--- Task requirements ---
Set down the lines of the material word for word, beginning at the line that contains "favorite-star-icon[interactable]: ☆ bbox=[1104, 28, 1116, 44]" and stopping after the line that contains "browser-tab[interactable]: pos ✕".

Labeled region entries:
* * * * * * *
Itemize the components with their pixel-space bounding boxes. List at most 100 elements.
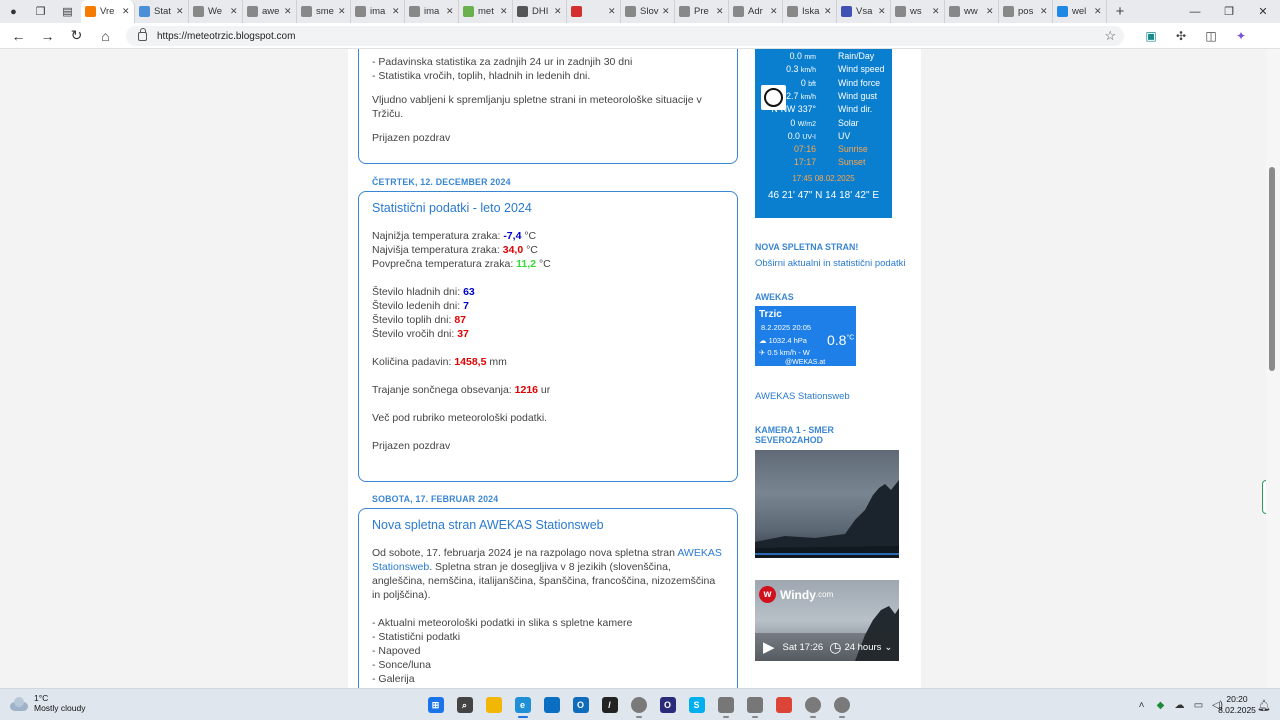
favorite-star-icon[interactable]: ☆ bbox=[1104, 28, 1116, 44]
tab-close-icon[interactable]: ✕ bbox=[230, 6, 238, 17]
weather-value: 0.3 km/h bbox=[786, 64, 816, 75]
extensions-puzzle-icon[interactable]: ✣ bbox=[1166, 29, 1196, 43]
vertical-tabs-icon[interactable]: ▤ bbox=[54, 0, 81, 23]
tab-close-icon[interactable]: ✕ bbox=[878, 6, 886, 17]
tab-close-icon[interactable]: ✕ bbox=[824, 6, 832, 17]
tab-close-icon[interactable]: ✕ bbox=[662, 6, 670, 17]
split-screen-icon[interactable]: ◫ bbox=[1196, 29, 1226, 43]
windy-duration[interactable]: 24 hours bbox=[844, 642, 881, 653]
file-explorer-app-icon bbox=[485, 697, 502, 713]
weather-value: 0.0 mm bbox=[789, 51, 816, 61]
browser-app-2[interactable] bbox=[798, 692, 827, 718]
tab-close-icon[interactable]: ✕ bbox=[554, 6, 562, 17]
store-app[interactable] bbox=[537, 692, 566, 718]
lock-icon[interactable] bbox=[138, 27, 147, 41]
browser-tab[interactable]: wel ✕ bbox=[1053, 0, 1107, 23]
tab-close-icon[interactable]: ✕ bbox=[1094, 6, 1102, 17]
home-icon[interactable]: ⌂ bbox=[91, 23, 120, 49]
webcam-image[interactable] bbox=[755, 450, 899, 558]
browser-tab[interactable]: Vre ✕ bbox=[81, 0, 135, 23]
tab-close-icon[interactable]: ✕ bbox=[122, 6, 130, 17]
browser-tab[interactable]: Vsa ✕ bbox=[837, 0, 891, 23]
url-field[interactable]: https://meteotrzic.blogspot.com ☆ bbox=[126, 26, 1124, 46]
workspaces-icon[interactable]: ❐ bbox=[27, 0, 54, 23]
browser-tab[interactable]: pos ✕ bbox=[999, 0, 1053, 23]
browser-tab[interactable]: ws ✕ bbox=[891, 0, 945, 23]
windy-webcam-widget[interactable]: w Windy .com ▶ Sat 17:26 ◷ 24 hours ⌄ bbox=[755, 580, 899, 661]
post-title[interactable]: Nova spletna stran AWEKAS Stationsweb bbox=[372, 518, 724, 532]
browser-tab[interactable]: We ✕ bbox=[189, 0, 243, 23]
opera-app[interactable]: O bbox=[653, 692, 682, 718]
remote-app-2[interactable] bbox=[740, 692, 769, 718]
tab-favicon-icon bbox=[1003, 6, 1014, 17]
browser-tab[interactable]: awe ✕ bbox=[243, 0, 297, 23]
post-intro: - Padavinska statistika za zadnjih 24 ur… bbox=[358, 49, 738, 164]
tab-close-icon[interactable]: ✕ bbox=[932, 6, 940, 17]
browser-tab[interactable]: Iska ✕ bbox=[783, 0, 837, 23]
onedrive-icon[interactable]: ☁ bbox=[1170, 700, 1189, 711]
taskbar-clock[interactable]: 20:20 8.02.2025 bbox=[1218, 694, 1256, 716]
notification-bell-icon[interactable]: 🔔︎ bbox=[1257, 699, 1271, 712]
browser-app-3[interactable] bbox=[827, 692, 856, 718]
close-window-button[interactable]: ✕ bbox=[1246, 0, 1280, 23]
refresh-icon[interactable]: ↻ bbox=[62, 23, 91, 49]
browser-tab[interactable]: ima ✕ bbox=[351, 0, 405, 23]
outlook-app[interactable]: O bbox=[566, 692, 595, 718]
browser-tab[interactable]: Stat ✕ bbox=[135, 0, 189, 23]
browser-tab[interactable]: ✕ bbox=[567, 0, 621, 23]
profile-icon[interactable]: ● bbox=[0, 0, 27, 23]
awekas-stationsweb-sidebar-link[interactable]: AWEKAS Stationsweb bbox=[755, 391, 850, 402]
remote-app[interactable] bbox=[711, 692, 740, 718]
file-explorer-app[interactable] bbox=[479, 692, 508, 718]
skype-app[interactable]: S bbox=[682, 692, 711, 718]
scrollbar-thumb[interactable] bbox=[1269, 167, 1275, 371]
new-site-link[interactable]: Obširni aktualni in statistični podatki bbox=[755, 258, 906, 269]
tab-close-icon[interactable]: ✕ bbox=[716, 6, 724, 17]
back-icon[interactable]: ← bbox=[4, 23, 33, 49]
extension-icon[interactable]: ▣ bbox=[1136, 29, 1166, 43]
chevron-down-icon[interactable]: ⌄ bbox=[884, 642, 892, 653]
browser-tab[interactable]: ima ✕ bbox=[405, 0, 459, 23]
weather-station-widget[interactable]: 0.0 mm Rain/Day 0.3 km/h Wind speed 0 bft Win… bbox=[755, 49, 892, 218]
browser-tab[interactable]: Pre ✕ bbox=[675, 0, 729, 23]
copilot-icon[interactable]: ✦ bbox=[1226, 29, 1256, 43]
tab-close-icon[interactable]: ✕ bbox=[392, 6, 400, 17]
tab-close-icon[interactable]: ✕ bbox=[608, 6, 616, 17]
search-app[interactable]: ⌕ bbox=[450, 692, 479, 718]
browser-tab[interactable]: Adr ✕ bbox=[729, 0, 783, 23]
tab-close-icon[interactable]: ✕ bbox=[446, 6, 454, 17]
forward-icon[interactable]: → bbox=[33, 23, 62, 49]
browser-tab[interactable]: DHI ✕ bbox=[513, 0, 567, 23]
start-button[interactable]: ⊞ bbox=[421, 692, 450, 718]
browser-tab[interactable]: ww ✕ bbox=[945, 0, 999, 23]
chrome-app[interactable] bbox=[769, 692, 798, 718]
post-date: ČETRTEK, 12. DECEMBER 2024 bbox=[372, 177, 511, 187]
tab-close-icon[interactable]: ✕ bbox=[986, 6, 994, 17]
tab-close-icon[interactable]: ✕ bbox=[338, 6, 346, 17]
defender-icon[interactable]: ◆ bbox=[1151, 700, 1170, 711]
awekas-widget[interactable]: Trzic 8.2.2025 20:05 ☁ 1032.4 hPa ✈ 0.5 … bbox=[755, 306, 856, 366]
new-tab-button[interactable]: + bbox=[1107, 0, 1133, 23]
restore-button[interactable]: ❐ bbox=[1212, 0, 1246, 23]
page-scrollbar[interactable] bbox=[1266, 49, 1280, 688]
browser-tab[interactable]: sme ✕ bbox=[297, 0, 351, 23]
tab-close-icon[interactable]: ✕ bbox=[284, 6, 292, 17]
browser-tab[interactable]: met ✕ bbox=[459, 0, 513, 23]
taskbar-weather[interactable]: 1°C Mostly cloudy bbox=[8, 693, 86, 714]
tab-close-icon[interactable]: ✕ bbox=[500, 6, 508, 17]
tab-close-icon[interactable]: ✕ bbox=[1040, 6, 1048, 17]
post-stats: Statistični podatki - leto 2024 Najnižja… bbox=[358, 191, 738, 482]
weather-row: 0.3 km/h Wind speed bbox=[755, 64, 892, 77]
minimize-button[interactable]: — bbox=[1178, 0, 1212, 23]
post-title[interactable]: Statistični podatki - leto 2024 bbox=[372, 201, 724, 215]
edge-app[interactable]: e bbox=[508, 692, 537, 718]
browser-tab[interactable]: Slov ✕ bbox=[621, 0, 675, 23]
tab-close-icon[interactable]: ✕ bbox=[176, 6, 184, 17]
chrome-profile-app[interactable] bbox=[624, 692, 653, 718]
tab-close-icon[interactable]: ✕ bbox=[770, 6, 778, 17]
tab-title: ww bbox=[964, 6, 978, 17]
pen-app[interactable]: / bbox=[595, 692, 624, 718]
chevron-up-icon[interactable]: ˄ bbox=[1132, 700, 1151, 711]
network-icon[interactable]: ▭ bbox=[1189, 700, 1208, 711]
play-icon[interactable]: ▶ bbox=[763, 638, 775, 656]
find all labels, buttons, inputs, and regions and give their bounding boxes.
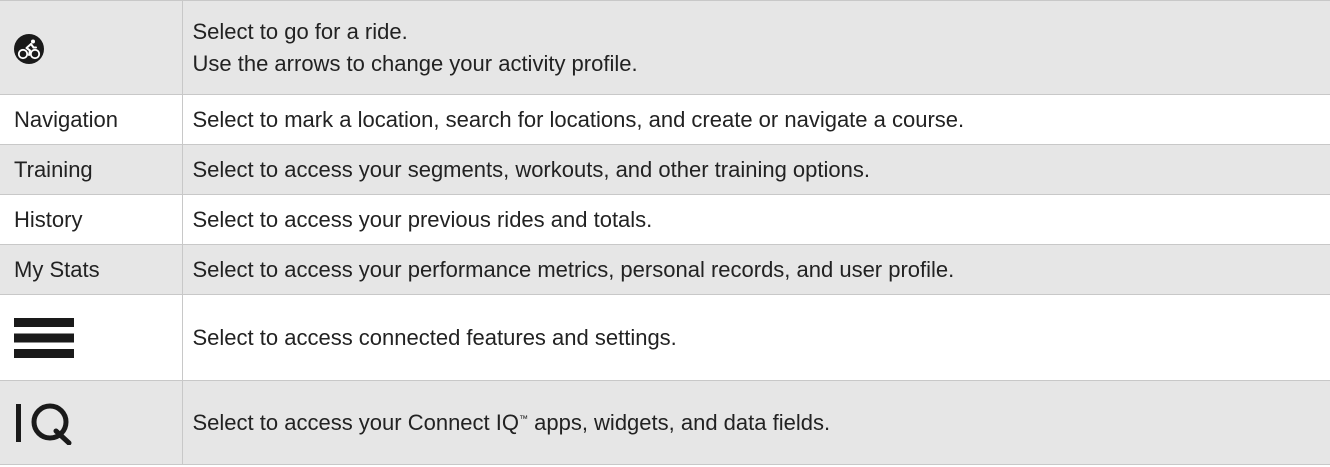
description-line: Use the arrows to change your activity p… xyxy=(192,50,638,76)
description-line: Select to go for a ride. xyxy=(192,18,408,44)
description-text: apps, widgets, and data fields. xyxy=(528,409,831,435)
row-description: Select to access your segments, workouts… xyxy=(192,156,870,182)
table-row: Navigation Select to mark a location, se… xyxy=(0,94,1330,145)
row-description: Select to mark a location, search for lo… xyxy=(192,106,965,132)
table-row: Select to access your Connect IQ™ apps, … xyxy=(0,380,1330,465)
bike-icon xyxy=(14,33,44,64)
row-key xyxy=(0,0,183,95)
connect-iq-icon xyxy=(16,403,72,445)
row-description: Select to go for a ride. Use the arrows … xyxy=(182,1,1330,95)
menu-reference-table: Select to go for a ride. Use the arrows … xyxy=(0,0,1330,465)
menu-icon xyxy=(14,317,74,358)
table-row: Select to go for a ride. Use the arrows … xyxy=(0,0,1330,95)
row-description: Select to access your Connect IQ™ apps, … xyxy=(182,381,1330,465)
row-label: My Stats xyxy=(0,244,183,295)
row-label: Training xyxy=(0,144,183,195)
table-row: History Select to access your previous r… xyxy=(0,194,1330,245)
table-row: My Stats Select to access your performan… xyxy=(0,244,1330,295)
row-label: History xyxy=(0,194,183,245)
trademark-symbol: ™ xyxy=(519,413,528,424)
row-key xyxy=(0,294,183,381)
table-row: Training Select to access your segments,… xyxy=(0,144,1330,195)
row-description: Select to access connected features and … xyxy=(192,324,677,350)
row-description: Select to access your performance metric… xyxy=(192,256,955,282)
row-description: Select to access your previous rides and… xyxy=(192,206,653,232)
row-label: Navigation xyxy=(0,94,183,145)
table-row: Select to access connected features and … xyxy=(0,294,1330,381)
row-key xyxy=(0,380,183,465)
description-text: Select to access your Connect IQ xyxy=(192,409,520,435)
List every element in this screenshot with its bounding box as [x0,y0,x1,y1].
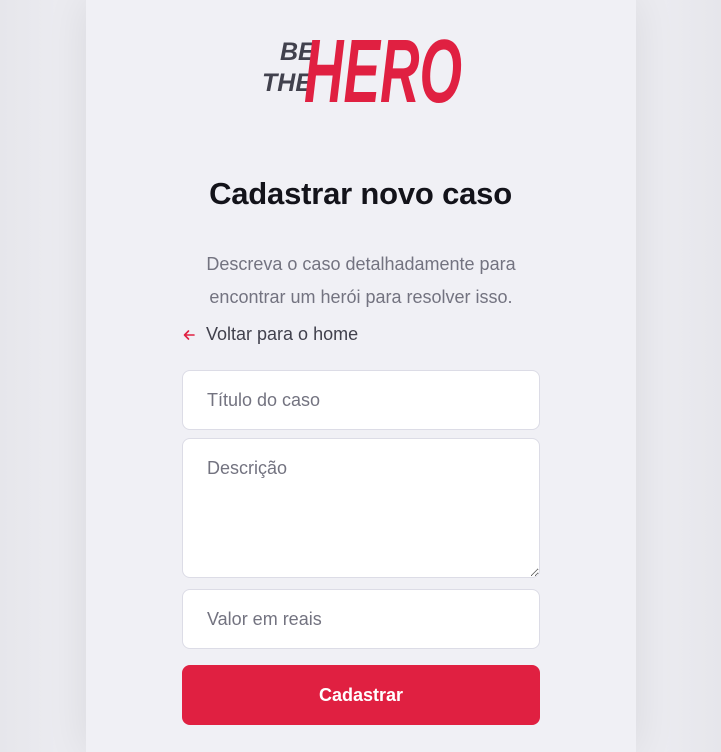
page-title: Cadastrar novo caso [209,176,512,211]
back-home-link[interactable]: Voltar para o home [182,324,358,345]
svg-text:HERO: HERO [304,22,462,114]
arrow-left-icon [183,329,195,340]
be-the-hero-logo: BE THE HERO [262,22,462,114]
page-description: Descreva o caso detalhadamente para enco… [206,254,516,307]
case-description-textarea[interactable] [182,438,540,578]
case-title-input[interactable] [182,370,540,430]
case-value-input[interactable] [182,589,540,649]
back-home-label: Voltar para o home [206,324,359,344]
register-button[interactable]: Cadastrar [182,665,540,725]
* * * * * * *
--- Response ---
favorite-star-icon[interactable]: ☆ bbox=[1104, 28, 1116, 44]
tab-close-icon[interactable]: ✕ bbox=[230, 6, 238, 17]
weather-value: 0.3 km/h bbox=[786, 64, 816, 75]
extensions-puzzle-icon[interactable]: ✣ bbox=[1166, 29, 1196, 43]
vertical-tabs-icon[interactable]: ▤ bbox=[54, 0, 81, 23]
tab-close-icon[interactable]: ✕ bbox=[878, 6, 886, 17]
tab-close-icon[interactable]: ✕ bbox=[824, 6, 832, 17]
tab-close-icon[interactable]: ✕ bbox=[662, 6, 670, 17]
split-screen-icon[interactable]: ◫ bbox=[1196, 29, 1226, 43]
windy-duration[interactable]: 24 hours bbox=[844, 642, 881, 653]
file-explorer-app-icon bbox=[485, 697, 502, 713]
weather-value: 0.0 mm bbox=[789, 51, 816, 61]
browser-app-2[interactable] bbox=[798, 692, 827, 718]
tab-close-icon[interactable]: ✕ bbox=[554, 6, 562, 17]
store-app[interactable] bbox=[537, 692, 566, 718]
lock-icon[interactable] bbox=[138, 27, 147, 41]
browser-tab[interactable]: wel ✕ bbox=[1053, 0, 1107, 23]
tab-close-icon[interactable]: ✕ bbox=[1094, 6, 1102, 17]
home-icon[interactable]: ⌂ bbox=[91, 23, 120, 49]
webcam-image[interactable] bbox=[755, 450, 899, 558]
browser-tab[interactable]: Vre ✕ bbox=[81, 0, 135, 23]
tab-close-icon[interactable]: ✕ bbox=[122, 6, 130, 17]
browser-tab[interactable]: Vsa ✕ bbox=[837, 0, 891, 23]
url-field[interactable]: https://meteotrzic.blogspot.com ☆ bbox=[126, 26, 1124, 46]
workspaces-icon[interactable]: ❐ bbox=[27, 0, 54, 23]
browser-tab[interactable]: pos ✕ bbox=[999, 0, 1053, 23]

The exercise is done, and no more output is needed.